Can the data below be set down again exactly, line for line?

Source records

** begin **

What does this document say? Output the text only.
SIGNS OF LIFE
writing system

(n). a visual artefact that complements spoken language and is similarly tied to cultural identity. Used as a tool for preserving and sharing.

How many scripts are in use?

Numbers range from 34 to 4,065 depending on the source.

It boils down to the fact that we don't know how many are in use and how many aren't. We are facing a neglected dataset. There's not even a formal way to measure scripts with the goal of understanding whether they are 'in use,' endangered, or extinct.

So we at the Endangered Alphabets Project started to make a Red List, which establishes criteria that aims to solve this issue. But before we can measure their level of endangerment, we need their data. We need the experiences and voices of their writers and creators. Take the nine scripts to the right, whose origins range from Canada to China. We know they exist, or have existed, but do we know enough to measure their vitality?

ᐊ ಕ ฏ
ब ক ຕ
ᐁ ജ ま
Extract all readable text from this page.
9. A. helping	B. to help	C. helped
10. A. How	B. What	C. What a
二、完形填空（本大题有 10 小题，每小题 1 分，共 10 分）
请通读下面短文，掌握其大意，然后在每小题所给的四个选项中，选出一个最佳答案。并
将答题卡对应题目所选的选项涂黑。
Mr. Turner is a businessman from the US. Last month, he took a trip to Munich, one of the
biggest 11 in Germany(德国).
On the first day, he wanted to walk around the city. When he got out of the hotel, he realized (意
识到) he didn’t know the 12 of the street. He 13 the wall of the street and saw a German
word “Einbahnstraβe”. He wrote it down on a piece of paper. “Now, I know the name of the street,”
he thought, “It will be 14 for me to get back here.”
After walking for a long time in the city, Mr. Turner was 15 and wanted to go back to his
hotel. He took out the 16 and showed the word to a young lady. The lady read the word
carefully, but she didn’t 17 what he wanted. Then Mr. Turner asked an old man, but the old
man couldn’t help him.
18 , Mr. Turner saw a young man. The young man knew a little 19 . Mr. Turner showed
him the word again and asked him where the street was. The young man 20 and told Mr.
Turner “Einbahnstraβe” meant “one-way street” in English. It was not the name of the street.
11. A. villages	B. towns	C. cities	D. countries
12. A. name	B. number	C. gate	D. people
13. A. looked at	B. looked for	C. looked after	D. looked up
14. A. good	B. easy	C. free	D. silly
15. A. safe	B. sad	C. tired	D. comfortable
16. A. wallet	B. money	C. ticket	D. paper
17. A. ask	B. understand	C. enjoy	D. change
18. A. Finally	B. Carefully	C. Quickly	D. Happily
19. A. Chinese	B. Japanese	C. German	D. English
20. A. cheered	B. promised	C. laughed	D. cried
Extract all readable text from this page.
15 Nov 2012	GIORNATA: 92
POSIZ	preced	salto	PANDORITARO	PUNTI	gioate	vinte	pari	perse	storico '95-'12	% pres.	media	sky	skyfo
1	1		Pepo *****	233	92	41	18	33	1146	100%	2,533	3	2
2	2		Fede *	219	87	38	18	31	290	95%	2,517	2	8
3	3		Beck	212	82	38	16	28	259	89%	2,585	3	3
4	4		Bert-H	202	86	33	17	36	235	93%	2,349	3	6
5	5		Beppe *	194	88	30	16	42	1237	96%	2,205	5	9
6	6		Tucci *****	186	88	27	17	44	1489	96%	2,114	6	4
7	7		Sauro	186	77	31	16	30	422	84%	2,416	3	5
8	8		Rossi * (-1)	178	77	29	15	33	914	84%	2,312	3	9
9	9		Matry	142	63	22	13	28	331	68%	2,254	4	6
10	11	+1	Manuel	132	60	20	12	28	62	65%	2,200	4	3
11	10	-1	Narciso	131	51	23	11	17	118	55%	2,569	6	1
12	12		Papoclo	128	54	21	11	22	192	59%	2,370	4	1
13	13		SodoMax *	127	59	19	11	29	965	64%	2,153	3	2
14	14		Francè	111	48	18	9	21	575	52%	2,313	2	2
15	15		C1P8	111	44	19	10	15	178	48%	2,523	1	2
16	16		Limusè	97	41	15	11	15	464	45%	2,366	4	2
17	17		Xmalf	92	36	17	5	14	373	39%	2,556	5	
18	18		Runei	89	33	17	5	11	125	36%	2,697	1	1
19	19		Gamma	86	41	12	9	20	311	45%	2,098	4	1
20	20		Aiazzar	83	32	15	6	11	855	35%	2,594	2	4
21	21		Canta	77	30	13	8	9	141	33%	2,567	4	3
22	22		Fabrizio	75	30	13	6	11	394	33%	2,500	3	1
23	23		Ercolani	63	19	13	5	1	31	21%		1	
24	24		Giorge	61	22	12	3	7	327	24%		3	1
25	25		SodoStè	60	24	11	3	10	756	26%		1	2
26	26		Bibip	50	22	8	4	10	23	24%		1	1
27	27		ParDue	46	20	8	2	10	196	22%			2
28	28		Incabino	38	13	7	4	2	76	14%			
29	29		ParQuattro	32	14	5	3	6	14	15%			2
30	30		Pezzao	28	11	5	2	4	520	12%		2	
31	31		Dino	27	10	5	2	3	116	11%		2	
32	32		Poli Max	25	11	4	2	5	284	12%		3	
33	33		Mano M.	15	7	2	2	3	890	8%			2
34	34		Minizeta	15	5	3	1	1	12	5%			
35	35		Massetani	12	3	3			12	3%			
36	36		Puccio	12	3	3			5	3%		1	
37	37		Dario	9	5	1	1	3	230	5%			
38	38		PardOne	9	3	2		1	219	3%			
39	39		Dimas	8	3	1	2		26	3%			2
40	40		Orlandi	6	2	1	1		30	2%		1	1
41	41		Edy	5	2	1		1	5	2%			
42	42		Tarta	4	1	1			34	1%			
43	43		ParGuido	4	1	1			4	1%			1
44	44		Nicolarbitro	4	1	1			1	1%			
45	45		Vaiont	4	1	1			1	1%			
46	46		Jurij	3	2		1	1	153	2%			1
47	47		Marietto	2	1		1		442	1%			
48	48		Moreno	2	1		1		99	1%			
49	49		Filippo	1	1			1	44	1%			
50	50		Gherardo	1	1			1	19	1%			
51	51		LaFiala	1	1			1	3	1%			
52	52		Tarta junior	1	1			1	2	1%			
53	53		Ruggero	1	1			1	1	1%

** end **

Result of the exercise
What does this document say? Output the text only.
SIGNS OF LIFE
writing system

(n). a visual artefact that complements spoken language and is similarly tied to cultural identity. Used as a tool for preserving and sharing.

How many scripts are in use?

Numbers range from 34 to 4,065 depending on the source.

It boils down to the fact that we don't know how many are in use and how many aren't. We are facing a neglected dataset. There's not even a formal way to measure scripts with the goal of understanding whether they are 'in use,' endangered, or extinct.

So we at the Endangered Alphabets Project started to make a Red List, which establishes criteria that aims to solve this issue. But before we can measure their level of endangerment, we need their data. We need the experiences and voices of their writers and creators. Take the nine scripts to the right, whose origins range from Canada to China. We know they exist, or have existed, but do we know enough to measure their vitality?

ᐊ ಕ ฏ
ब ক ຕ
ᐁ ജ ま
Extract all readable text from this page.
9. A. helping	B. to help	C. helped
10. A. How	B. What	C. What a
二、完形填空（本大题有 10 小题，每小题 1 分，共 10 分）
请通读下面短文，掌握其大意，然后在每小题所给的四个选项中，选出一个最佳答案。并
将答题卡对应题目所选的选项涂黑。
Mr. Turner is a businessman from the US. Last month, he took a trip to Munich, one of the
biggest 11 in Germany(德国).
On the first day, he wanted to walk around the city. When he got out of the hotel, he realized (意
识到) he didn’t know the 12 of the street. He 13 the wall of the street and saw a German
word “Einbahnstraβe”. He wrote it down on a piece of paper. “Now, I know the name of the street,”
he thought, “It will be 14 for me to get back here.”
After walking for a long time in the city, Mr. Turner was 15 and wanted to go back to his
hotel. He took out the 16 and showed the word to a young lady. The lady read the word
carefully, but she didn’t 17 what he wanted. Then Mr. Turner asked an old man, but the old
man couldn’t help him.
18 , Mr. Turner saw a young man. The young man knew a little 19 . Mr. Turner showed
him the word again and asked him where the street was. The young man 20 and told Mr.
Turner “Einbahnstraβe” meant “one-way street” in English. It was not the name of the street.
11. A. villages	B. towns	C. cities	D. countries
12. A. name	B. number	C. gate	D. people
13. A. looked at	B. looked for	C. looked after	D. looked up
14. A. good	B. easy	C. free	D. silly
15. A. safe	B. sad	C. tired	D. comfortable
16. A. wallet	B. money	C. ticket	D. paper
17. A. ask	B. understand	C. enjoy	D. change
18. A. Finally	B. Carefully	C. Quickly	D. Happily
19. A. Chinese	B. Japanese	C. German	D. English
20. A. cheered	B. promised	C. laughed	D. cried
Extract all readable text from this page.
15 Nov 2012	GIORNATA: 92
POSIZ	preced	salto	PANDORITARO	PUNTI	gioate	vinte	pari	perse	storico '95-'12	% pres.	media	sky	skyfo
1	1		Pepo *****	233	92	41	18	33	1146	100%	2,533	3	2
2	2		Fede *	219	87	38	18	31	290	95%	2,517	2	8
3	3		Beck	212	82	38	16	28	259	89%	2,585	3	3
4	4		Bert-H	202	86	33	17	36	235	93%	2,349	3	6
5	5		Beppe *	194	88	30	16	42	1237	96%	2,205	5	9
6	6		Tucci *****	186	88	27	17	44	1489	96%	2,114	6	4
7	7		Sauro	186	77	31	16	30	422	84%	2,416	3	5
8	8		Rossi * (-1)	178	77	29	15	33	914	84%	2,312	3	9
9	9		Matry	142	63	22	13	28	331	68%	2,254	4	6
10	11	+1	Manuel	132	60	20	12	28	62	65%	2,200	4	3
11	10	-1	Narciso	131	51	23	11	17	118	55%	2,569	6	1
12	12		Papoclo	128	54	21	11	22	192	59%	2,370	4	1
13	13		SodoMax *	127	59	19	11	29	965	64%	2,153	3	2
14	14		Francè	111	48	18	9	21	575	52%	2,313	2	2
15	15		C1P8	111	44	19	10	15	178	48%	2,523	1	2
16	16		Limusè	97	41	15	11	15	464	45%	2,366	4	2
17	17		Xmalf	92	36	17	5	14	373	39%	2,556	5	
18	18		Runei	89	33	17	5	11	125	36%	2,697	1	1
19	19		Gamma	86	41	12	9	20	311	45%	2,098	4	1
20	20		Aiazzar	83	32	15	6	11	855	35%	2,594	2	4
21	21		Canta	77	30	13	8	9	141	33%	2,567	4	3
22	22		Fabrizio	75	30	13	6	11	394	33%	2,500	3	1
23	23		Ercolani	63	19	13	5	1	31	21%		1	
24	24		Giorge	61	22	12	3	7	327	24%		3	1
25	25		SodoStè	60	24	11	3	10	756	26%		1	2
26	26		Bibip	50	22	8	4	10	23	24%		1	1
27	27		ParDue	46	20	8	2	10	196	22%			2
28	28		Incabino	38	13	7	4	2	76	14%			
29	29		ParQuattro	32	14	5	3	6	14	15%			2
30	30		Pezzao	28	11	5	2	4	520	12%		2	
31	31		Dino	27	10	5	2	3	116	11%		2	
32	32		Poli Max	25	11	4	2	5	284	12%		3	
33	33		Mano M.	15	7	2	2	3	890	8%			2
34	34		Minizeta	15	5	3	1	1	12	5%			
35	35		Massetani	12	3	3			12	3%			
36	36		Puccio	12	3	3			5	3%		1	
37	37		Dario	9	5	1	1	3	230	5%			
38	38		PardOne	9	3	2		1	219	3%			
39	39		Dimas	8	3	1	2		26	3%			2
40	40		Orlandi	6	2	1	1		30	2%		1	1
41	41		Edy	5	2	1		1	5	2%			
42	42		Tarta	4	1	1			34	1%			
43	43		ParGuido	4	1	1			4	1%			1
44	44		Nicolarbitro	4	1	1			1	1%			
45	45		Vaiont	4	1	1			1	1%			
46	46		Jurij	3	2		1	1	153	2%			1
47	47		Marietto	2	1		1		442	1%			
48	48		Moreno	2	1		1		99	1%			
49	49		Filippo	1	1			1	44	1%			
50	50		Gherardo	1	1			1	19	1%			
51	51		LaFiala	1	1			1	3	1%			
52	52		Tarta junior	1	1			1	2	1%			
53	53		Ruggero	1	1			1	1	1%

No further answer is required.